=== DATA FOR THE TASK ===
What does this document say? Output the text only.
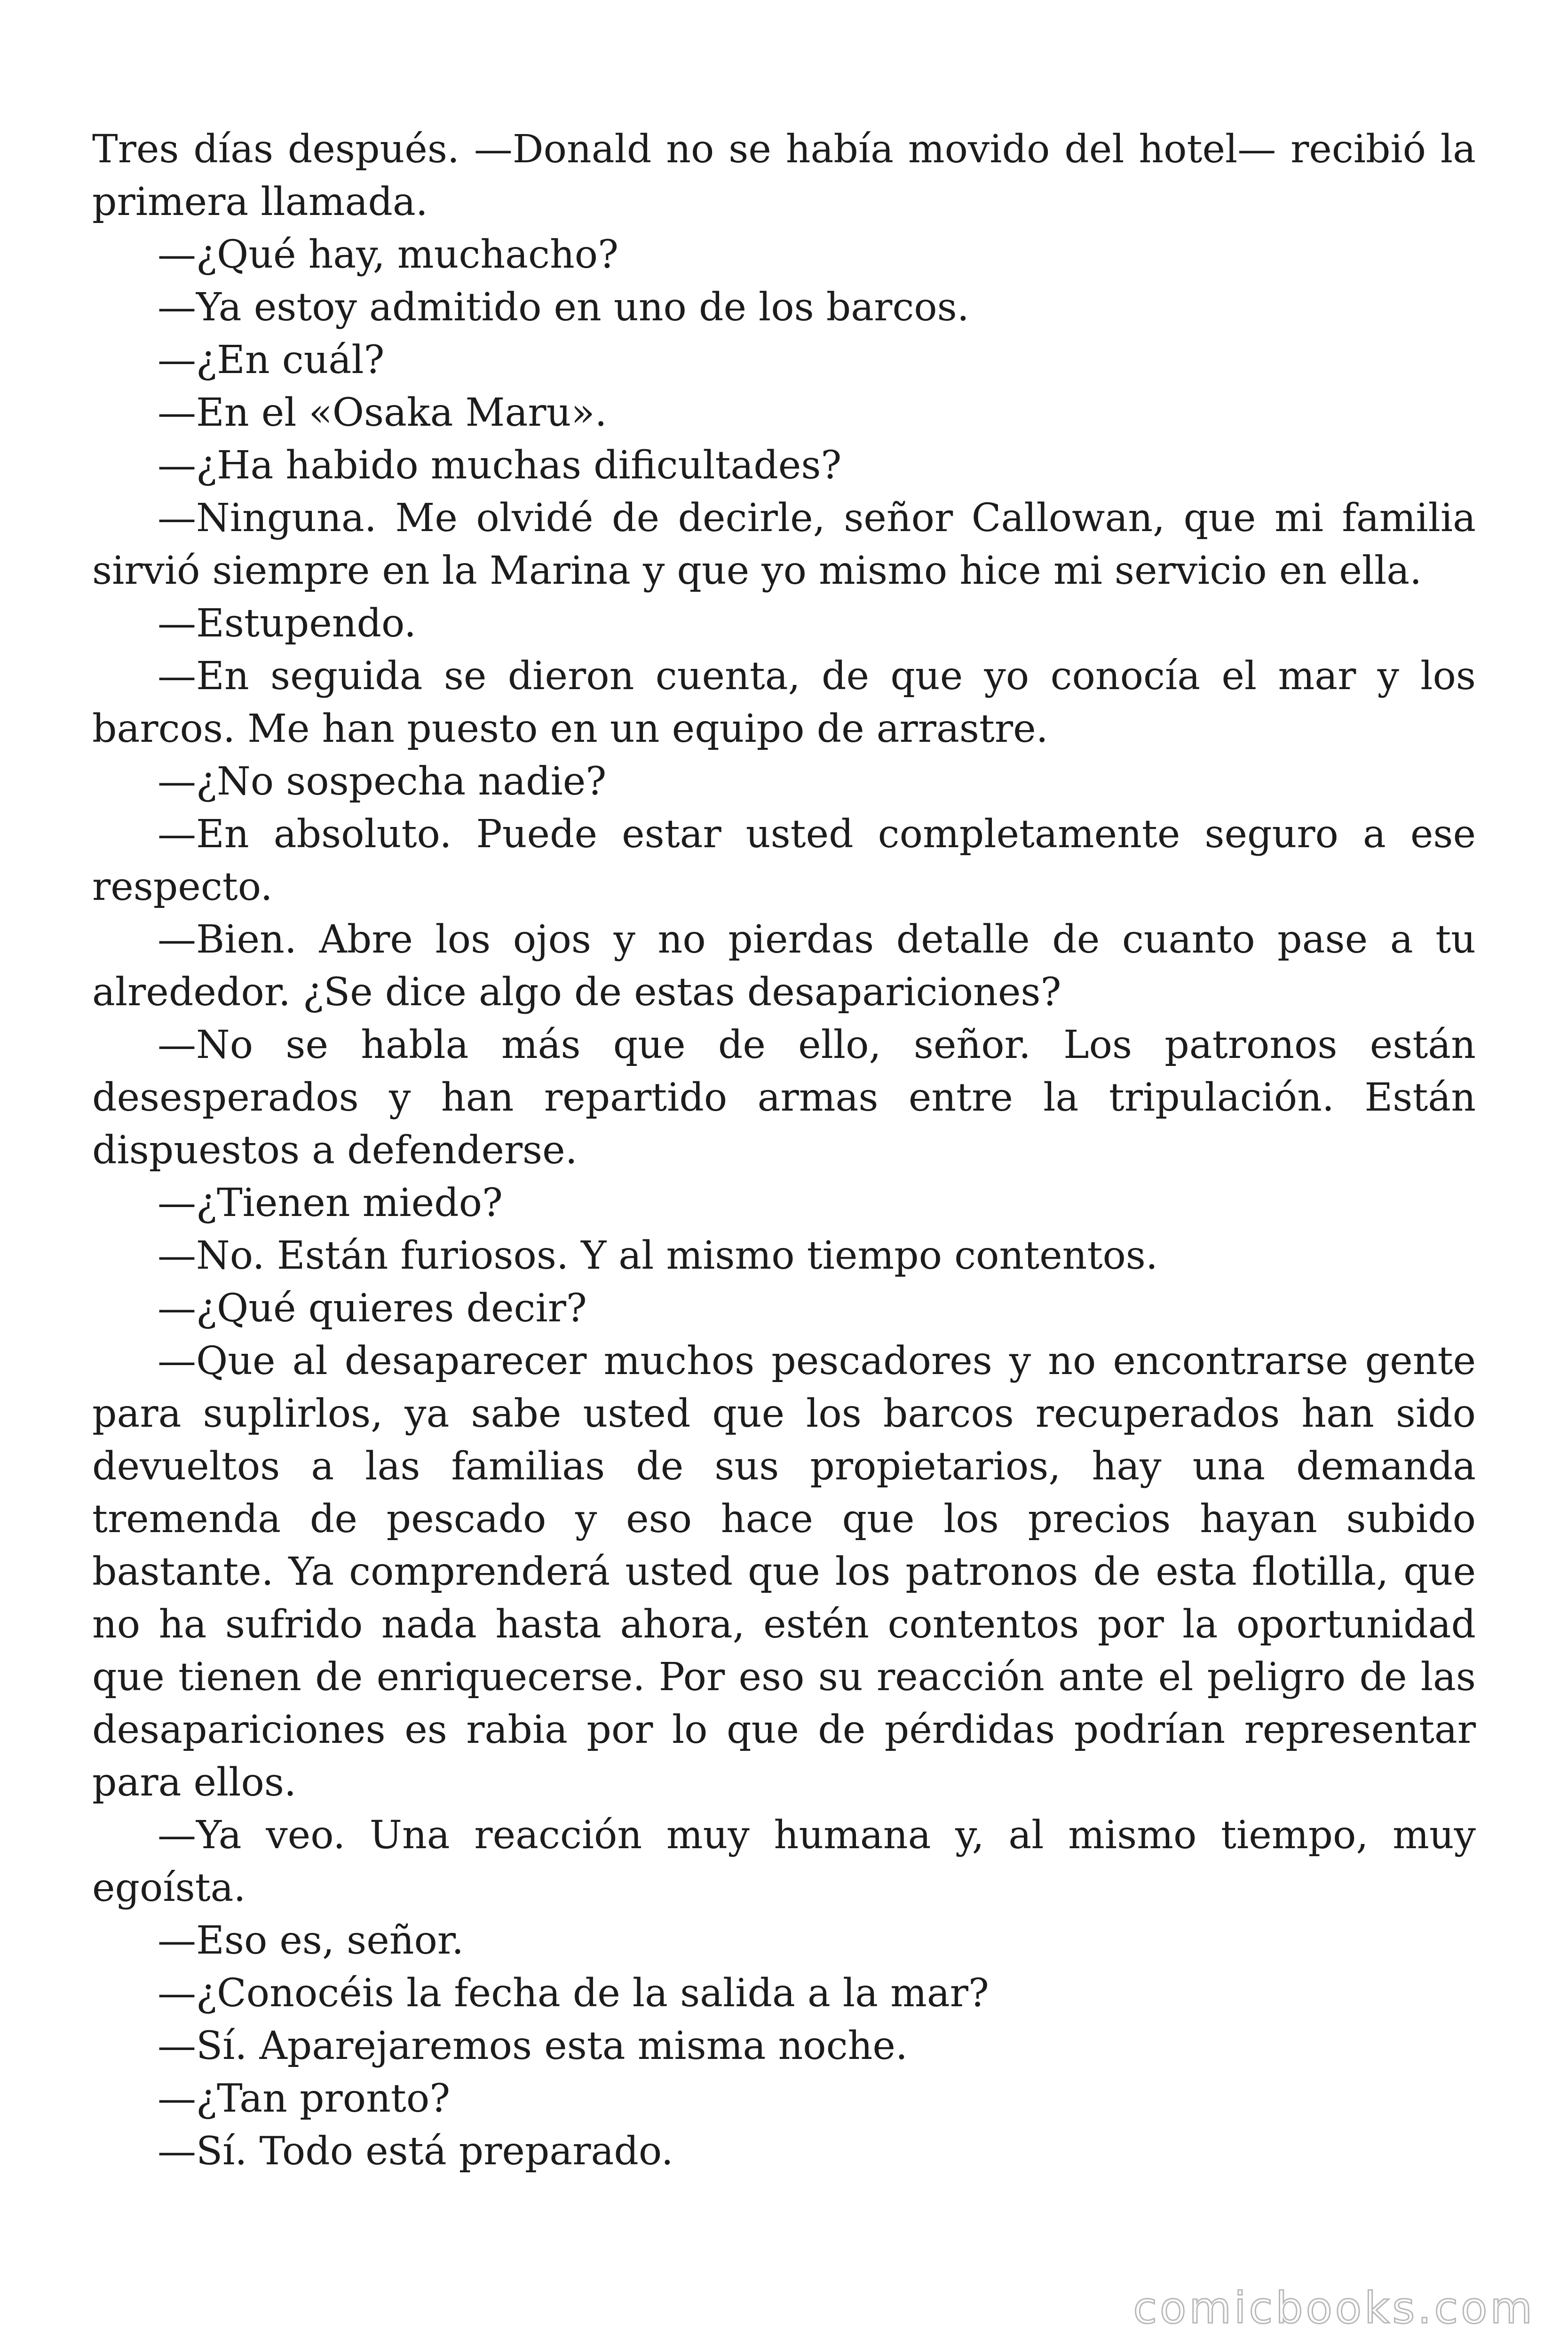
Tres días después. —Donald no se había movido del hotel— recibió la primera llamada.

—¿Qué hay, muchacho?

—Ya estoy admitido en uno de los barcos.

—¿En cuál?

—En el «Osaka Maru».

—¿Ha habido muchas dificultades?

—Ninguna. Me olvidé de decirle, señor Callowan, que mi familia sirvió siempre en la Marina y que yo mismo hice mi servicio en ella.

—Estupendo.

—En seguida se dieron cuenta, de que yo conocía el mar y los barcos. Me han puesto en un equipo de arrastre.

—¿No sospecha nadie?

—En absoluto. Puede estar usted completamente seguro a ese respecto.

—Bien. Abre los ojos y no pierdas detalle de cuanto pase a tu alrededor. ¿Se dice algo de estas desapariciones?

—No se habla más que de ello, señor. Los patronos están desesperados y han repartido armas entre la tripulación. Están dispuestos a defenderse.

—¿Tienen miedo?

—No. Están furiosos. Y al mismo tiempo contentos.

—¿Qué quieres decir?

—Que al desaparecer muchos pescadores y no encontrarse gente para suplirlos, ya sabe usted que los barcos recuperados han sido devueltos a las familias de sus propietarios, hay una demanda tremenda de pescado y eso hace que los precios hayan subido bastante. Ya comprenderá usted que los patronos de esta flotilla, que no ha sufrido nada hasta ahora, estén contentos por la oportunidad que tienen de enriquecerse. Por eso su reacción ante el peligro de las desapariciones es rabia por lo que de pérdidas podrían representar para ellos.

—Ya veo. Una reacción muy humana y, al mismo tiempo, muy egoísta.

—Eso es, señor.

—¿Conocéis la fecha de la salida a la mar?

—Sí. Aparejaremos esta misma noche.

—¿Tan pronto?

—Sí. Todo está preparado.

comicbooks.com
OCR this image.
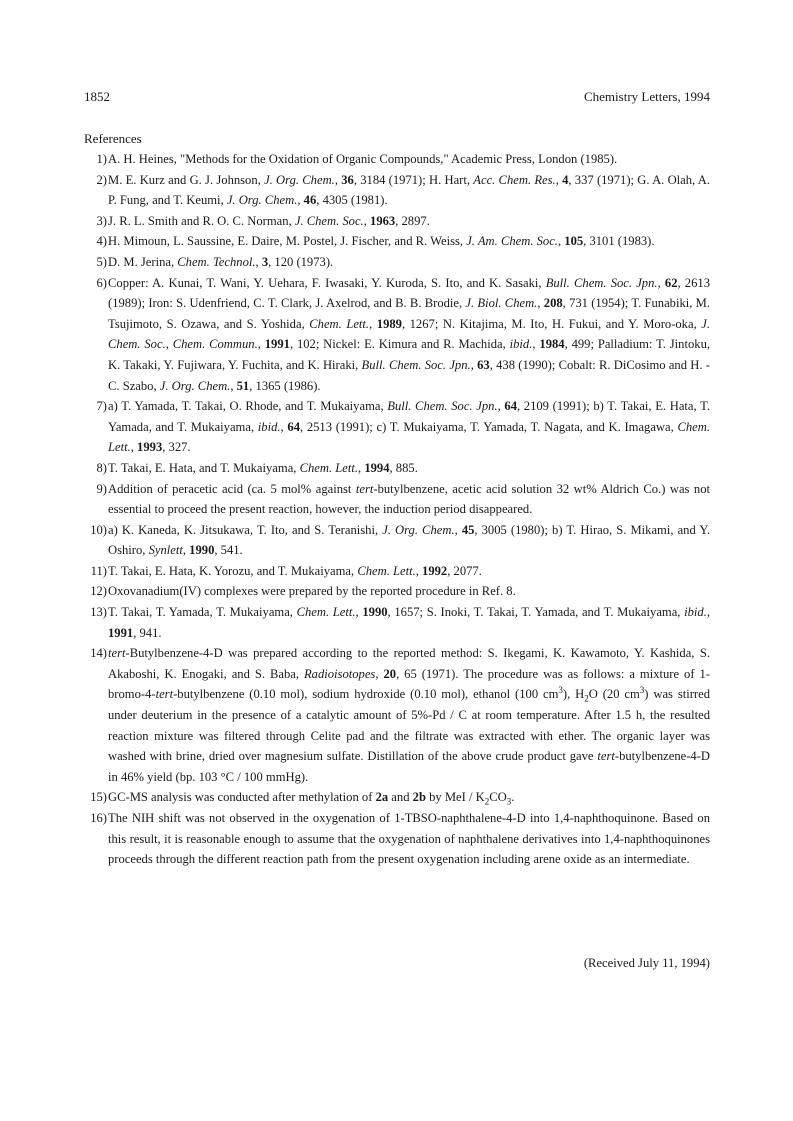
1852	Chemistry Letters, 1994
References
1) A. H. Heines, "Methods for the Oxidation of Organic Compounds," Academic Press, London (1985).
2) M. E. Kurz and G. J. Johnson, J. Org. Chem., 36, 3184 (1971); H. Hart, Acc. Chem. Res., 4, 337 (1971); G. A. Olah, A. P. Fung, and T. Keumi, J. Org. Chem., 46, 4305 (1981).
3) J. R. L. Smith and R. O. C. Norman, J. Chem. Soc., 1963, 2897.
4) H. Mimoun, L. Saussine, E. Daire, M. Postel, J. Fischer, and R. Weiss, J. Am. Chem. Soc., 105, 3101 (1983).
5) D. M. Jerina, Chem. Technol., 3, 120 (1973).
6) Copper: A. Kunai, T. Wani, Y. Uehara, F. Iwasaki, Y. Kuroda, S. Ito, and K. Sasaki, Bull. Chem. Soc. Jpn., 62, 2613 (1989); Iron: S. Udenfriend, C. T. Clark, J. Axelrod, and B. B. Brodie, J. Biol. Chem., 208, 731 (1954); T. Funabiki, M. Tsujimoto, S. Ozawa, and S. Yoshida, Chem. Lett., 1989, 1267; N. Kitajima, M. Ito, H. Fukui, and Y. Moro-oka, J. Chem. Soc., Chem. Commun., 1991, 102; Nickel: E. Kimura and R. Machida, ibid., 1984, 499; Palladium: T. Jintoku, K. Takaki, Y. Fujiwara, Y. Fuchita, and K. Hiraki, Bull. Chem. Soc. Jpn., 63, 438 (1990); Cobalt: R. DiCosimo and H. -C. Szabo, J. Org. Chem., 51, 1365 (1986).
7) a) T. Yamada, T. Takai, O. Rhode, and T. Mukaiyama, Bull. Chem. Soc. Jpn., 64, 2109 (1991); b) T. Takai, E. Hata, T. Yamada, and T. Mukaiyama, ibid., 64, 2513 (1991); c) T. Mukaiyama, T. Yamada, T. Nagata, and K. Imagawa, Chem. Lett., 1993, 327.
8) T. Takai, E. Hata, and T. Mukaiyama, Chem. Lett., 1994, 885.
9) Addition of peracetic acid (ca. 5 mol% against tert-butylbenzene, acetic acid solution 32 wt% Aldrich Co.) was not essential to proceed the present reaction, however, the induction period disappeared.
10) a) K. Kaneda, K. Jitsukawa, T. Ito, and S. Teranishi, J. Org. Chem., 45, 3005 (1980); b) T. Hirao, S. Mikami, and Y. Oshiro, Synlett, 1990, 541.
11) T. Takai, E. Hata, K. Yorozu, and T. Mukaiyama, Chem. Lett., 1992, 2077.
12) Oxovanadium(IV) complexes were prepared by the reported procedure in Ref. 8.
13) T. Takai, T. Yamada, T. Mukaiyama, Chem. Lett., 1990, 1657; S. Inoki, T. Takai, T. Yamada, and T. Mukaiyama, ibid., 1991, 941.
14) tert-Butylbenzene-4-D was prepared according to the reported method: S. Ikegami, K. Kawamoto, Y. Kashida, S. Akaboshi, K. Enogaki, and S. Baba, Radioisotopes, 20, 65 (1971). The procedure was as follows: a mixture of 1-bromo-4-tert-butylbenzene (0.10 mol), sodium hydroxide (0.10 mol), ethanol (100 $cm^3$), $H_2O$ (20 $cm^3$) was stirred under deuterium in the presence of a catalytic amount of 5%-Pd / C at room temperature. After 1.5 h, the resulted reaction mixture was filtered through Celite pad and the filtrate was extracted with ether. The organic layer was washed with brine, dried over magnesium sulfate. Distillation of the above crude product gave tert-butylbenzene-4-D in 46% yield (bp. 103 °C / 100 mmHg).
15) GC-MS analysis was conducted after methylation of 2a and 2b by MeI / $K_2CO_3$.
16) The NIH shift was not observed in the oxygenation of 1-TBSO-naphthalene-4-D into 1,4-naphthoquinone. Based on this result, it is reasonable enough to assume that the oxygenation of naphthalene derivatives into 1,4-naphthoquinones proceeds through the different reaction path from the present oxygenation including arene oxide as an intermediate.
(Received July 11, 1994)
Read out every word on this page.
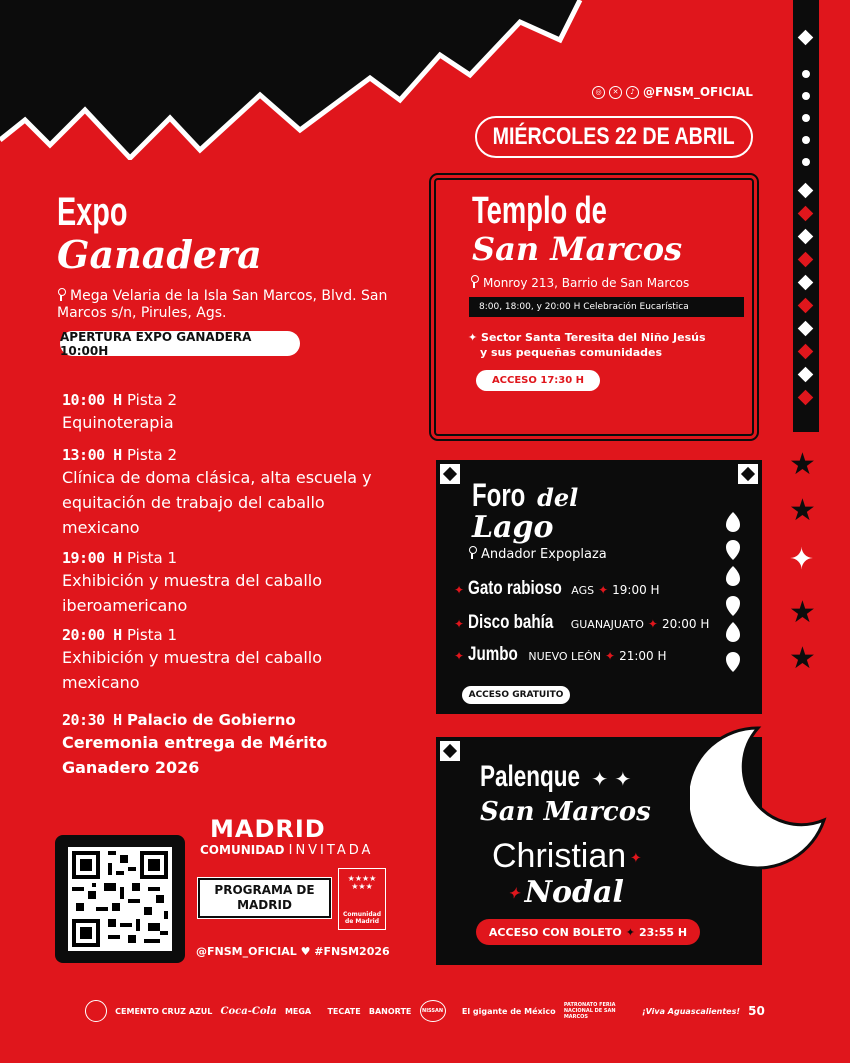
◎	✕	♪ @FNSM_OFICIAL
MIÉRCOLES 22 DE ABRIL
★
★
✦
★
★
Expo
Ganadera
Mega Velaria de la Isla San Marcos, Blvd. San Marcos s/n, Pirules, Ags.
APERTURA EXPO GANADERA 10:00H
10:00 H Pista 2
Equinoterapia
13:00 H Pista 2
Clínica de doma clásica, alta escuela y equitación de trabajo del caballo mexicano
19:00 H Pista 1
Exhibición y muestra del caballo iberoamericano
20:00 H Pista 1
Exhibición y muestra del caballo mexicano
20:30 H Palacio de Gobierno
Ceremonia entrega de Mérito Ganadero 2026
Templo de
San Marcos
Monroy 213, Barrio de San Marcos
8:00, 18:00, y 20:00 H Celebración Eucarística
✦ Sector Santa Teresita del Niño Jesús
y sus pequeñas comunidades
ACCESO 17:30 H
Foro del
Lago
Andador Expoplaza
✦ Gato rabioso AGS ✦ 19:00 H
✦ Disco bahía GUANAJUATO ✦ 20:00 H
✦ Jumbo NUEVO LEÓN ✦ 21:00 H
ACCESO GRATUITO
Palenque ✦ ✦
San Marcos
Christian ✦
✦ Nodal
ACCESO CON BOLETO ✦ 23:55 H
MADRID
COMUNIDAD INVITADA
PROGRAMA DE MADRID
★★★★ ★★★
Comunidad de Madrid
@FNSM_OFICIAL ♥ #FNSM2026
CEMENTO CRUZ AZUL Coca-Cola MEGA TECATE BANORTE	NISSAN	El gigante de México
PATRONATO FERIA NACIONAL DE SAN MARCOS
¡Viva Aguascalientes! 50
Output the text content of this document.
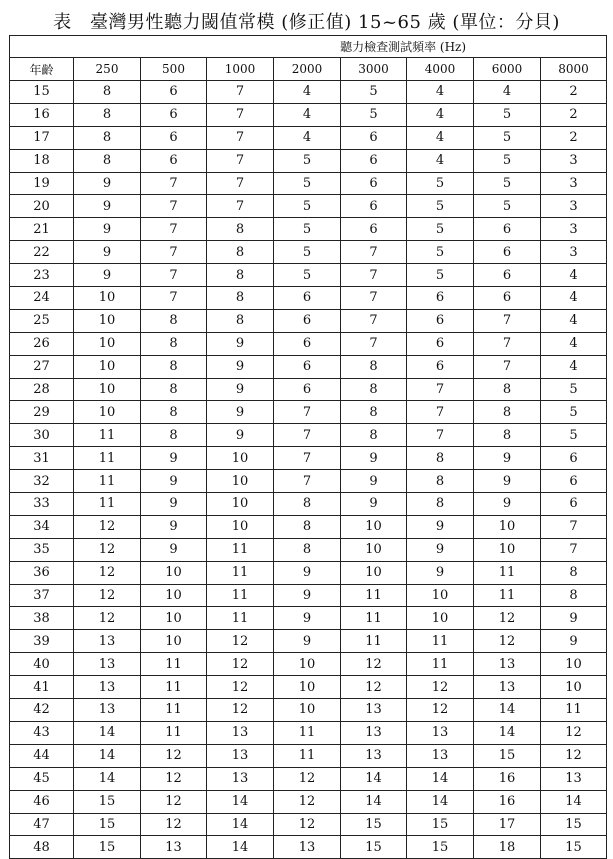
表　臺灣男性聽力閾值常模 (修正值) 15~65 歲 (單位：分貝)
聽力檢查測試頻率 (Hz)								
年齡	250	500	1000	2000	3000	4000	6000	8000
15	8	6	7	4	5	4	4	2
16	8	6	7	4	5	4	5	2
17	8	6	7	4	6	4	5	2
18	8	6	7	5	6	4	5	3
19	9	7	7	5	6	5	5	3
20	9	7	7	5	6	5	5	3
21	9	7	8	5	6	5	6	3
22	9	7	8	5	7	5	6	3
23	9	7	8	5	7	5	6	4
24	10	7	8	6	7	6	6	4
25	10	8	8	6	7	6	7	4
26	10	8	9	6	7	6	7	4
27	10	8	9	6	8	6	7	4
28	10	8	9	6	8	7	8	5
29	10	8	9	7	8	7	8	5
30	11	8	9	7	8	7	8	5
31	11	9	10	7	9	8	9	6
32	11	9	10	7	9	8	9	6
33	11	9	10	8	9	8	9	6
34	12	9	10	8	10	9	10	7
35	12	9	11	8	10	9	10	7
36	12	10	11	9	10	9	11	8
37	12	10	11	9	11	10	11	8
38	12	10	11	9	11	10	12	9
39	13	10	12	9	11	11	12	9
40	13	11	12	10	12	11	13	10
41	13	11	12	10	12	12	13	10
42	13	11	12	10	13	12	14	11
43	14	11	13	11	13	13	14	12
44	14	12	13	11	13	13	15	12
45	14	12	13	12	14	14	16	13
46	15	12	14	12	14	14	16	14
47	15	12	14	12	15	15	17	15
48	15	13	14	13	15	15	18	15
===
Output the span from the line with "Read out every word on this page." through the last line of the data, inclusive and exact, and omit every picture.

- COMPLETE RESPONSE
Read out every word on this page.
◎	✕	♪ @FNSM_OFICIAL
MIÉRCOLES 22 DE ABRIL
★
★
✦
★
★
Expo
Ganadera
Mega Velaria de la Isla San Marcos, Blvd. San Marcos s/n, Pirules, Ags.
APERTURA EXPO GANADERA 10:00H
10:00 H Pista 2
Equinoterapia
13:00 H Pista 2
Clínica de doma clásica, alta escuela y equitación de trabajo del caballo mexicano
19:00 H Pista 1
Exhibición y muestra del caballo iberoamericano
20:00 H Pista 1
Exhibición y muestra del caballo mexicano
20:30 H Palacio de Gobierno
Ceremonia entrega de Mérito Ganadero 2026
Templo de
San Marcos
Monroy 213, Barrio de San Marcos
8:00, 18:00, y 20:00 H Celebración Eucarística
✦ Sector Santa Teresita del Niño Jesús
y sus pequeñas comunidades
ACCESO 17:30 H
Foro del
Lago
Andador Expoplaza
✦ Gato rabioso AGS ✦ 19:00 H
✦ Disco bahía GUANAJUATO ✦ 20:00 H
✦ Jumbo NUEVO LEÓN ✦ 21:00 H
ACCESO GRATUITO
Palenque ✦ ✦
San Marcos
Christian ✦
✦ Nodal
ACCESO CON BOLETO ✦ 23:55 H
MADRID
COMUNIDAD INVITADA
PROGRAMA DE MADRID
★★★★ ★★★
Comunidad de Madrid
@FNSM_OFICIAL ♥ #FNSM2026
CEMENTO CRUZ AZUL Coca-Cola MEGA TECATE BANORTE	NISSAN	El gigante de México
PATRONATO FERIA NACIONAL DE SAN MARCOS
¡Viva Aguascalientes! 50
Output the text content of this document.
表　臺灣男性聽力閾值常模 (修正值) 15~65 歲 (單位：分貝)
聽力檢查測試頻率 (Hz)								
年齡	250	500	1000	2000	3000	4000	6000	8000
15	8	6	7	4	5	4	4	2
16	8	6	7	4	5	4	5	2
17	8	6	7	4	6	4	5	2
18	8	6	7	5	6	4	5	3
19	9	7	7	5	6	5	5	3
20	9	7	7	5	6	5	5	3
21	9	7	8	5	6	5	6	3
22	9	7	8	5	7	5	6	3
23	9	7	8	5	7	5	6	4
24	10	7	8	6	7	6	6	4
25	10	8	8	6	7	6	7	4
26	10	8	9	6	7	6	7	4
27	10	8	9	6	8	6	7	4
28	10	8	9	6	8	7	8	5
29	10	8	9	7	8	7	8	5
30	11	8	9	7	8	7	8	5
31	11	9	10	7	9	8	9	6
32	11	9	10	7	9	8	9	6
33	11	9	10	8	9	8	9	6
34	12	9	10	8	10	9	10	7
35	12	9	11	8	10	9	10	7
36	12	10	11	9	10	9	11	8
37	12	10	11	9	11	10	11	8
38	12	10	11	9	11	10	12	9
39	13	10	12	9	11	11	12	9
40	13	11	12	10	12	11	13	10
41	13	11	12	10	12	12	13	10
42	13	11	12	10	13	12	14	11
43	14	11	13	11	13	13	14	12
44	14	12	13	11	13	13	15	12
45	14	12	13	12	14	14	16	13
46	15	12	14	12	14	14	16	14
47	15	12	14	12	15	15	17	15
48	15	13	14	13	15	15	18	15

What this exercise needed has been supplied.